• _ENTRIES_
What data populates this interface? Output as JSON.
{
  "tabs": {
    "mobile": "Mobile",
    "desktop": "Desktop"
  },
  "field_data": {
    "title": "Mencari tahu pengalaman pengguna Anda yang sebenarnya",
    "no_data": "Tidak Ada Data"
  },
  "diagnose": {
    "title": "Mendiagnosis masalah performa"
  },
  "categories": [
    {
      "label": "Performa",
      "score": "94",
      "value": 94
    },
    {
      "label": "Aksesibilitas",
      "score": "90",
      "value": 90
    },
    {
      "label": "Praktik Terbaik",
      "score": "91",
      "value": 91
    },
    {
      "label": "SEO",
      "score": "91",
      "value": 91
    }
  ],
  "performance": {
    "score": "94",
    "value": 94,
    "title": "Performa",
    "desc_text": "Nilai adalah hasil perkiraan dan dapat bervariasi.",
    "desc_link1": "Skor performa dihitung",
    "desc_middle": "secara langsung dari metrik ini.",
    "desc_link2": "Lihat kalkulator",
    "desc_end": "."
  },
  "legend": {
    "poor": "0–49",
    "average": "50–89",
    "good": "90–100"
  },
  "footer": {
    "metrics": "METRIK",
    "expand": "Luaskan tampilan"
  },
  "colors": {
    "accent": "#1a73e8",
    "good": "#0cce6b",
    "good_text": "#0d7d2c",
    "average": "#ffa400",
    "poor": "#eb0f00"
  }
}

• _THE PROBLEM_
Make an exact copy of every entry.

• _TASK SOLUTION_
What data populates this interface? Output as JSON.
{
  "tabs": {
    "mobile": "Mobile",
    "desktop": "Desktop"
  },
  "field_data": {
    "title": "Mencari tahu pengalaman pengguna Anda yang sebenarnya",
    "no_data": "Tidak Ada Data"
  },
  "diagnose": {
    "title": "Mendiagnosis masalah performa"
  },
  "categories": [
    {
      "label": "Performa",
      "score": "94",
      "value": 94
    },
    {
      "label": "Aksesibilitas",
      "score": "90",
      "value": 90
    },
    {
      "label": "Praktik Terbaik",
      "score": "91",
      "value": 91
    },
    {
      "label": "SEO",
      "score": "91",
      "value": 91
    }
  ],
  "performance": {
    "score": "94",
    "value": 94,
    "title": "Performa",
    "desc_text": "Nilai adalah hasil perkiraan dan dapat bervariasi.",
    "desc_link1": "Skor performa dihitung",
    "desc_middle": "secara langsung dari metrik ini.",
    "desc_link2": "Lihat kalkulator",
    "desc_end": "."
  },
  "legend": {
    "poor": "0–49",
    "average": "50–89",
    "good": "90–100"
  },
  "footer": {
    "metrics": "METRIK",
    "expand": "Luaskan tampilan"
  },
  "colors": {
    "accent": "#1a73e8",
    "good": "#0cce6b",
    "good_text": "#0d7d2c",
    "average": "#ffa400",
    "poor": "#eb0f00"
  }
}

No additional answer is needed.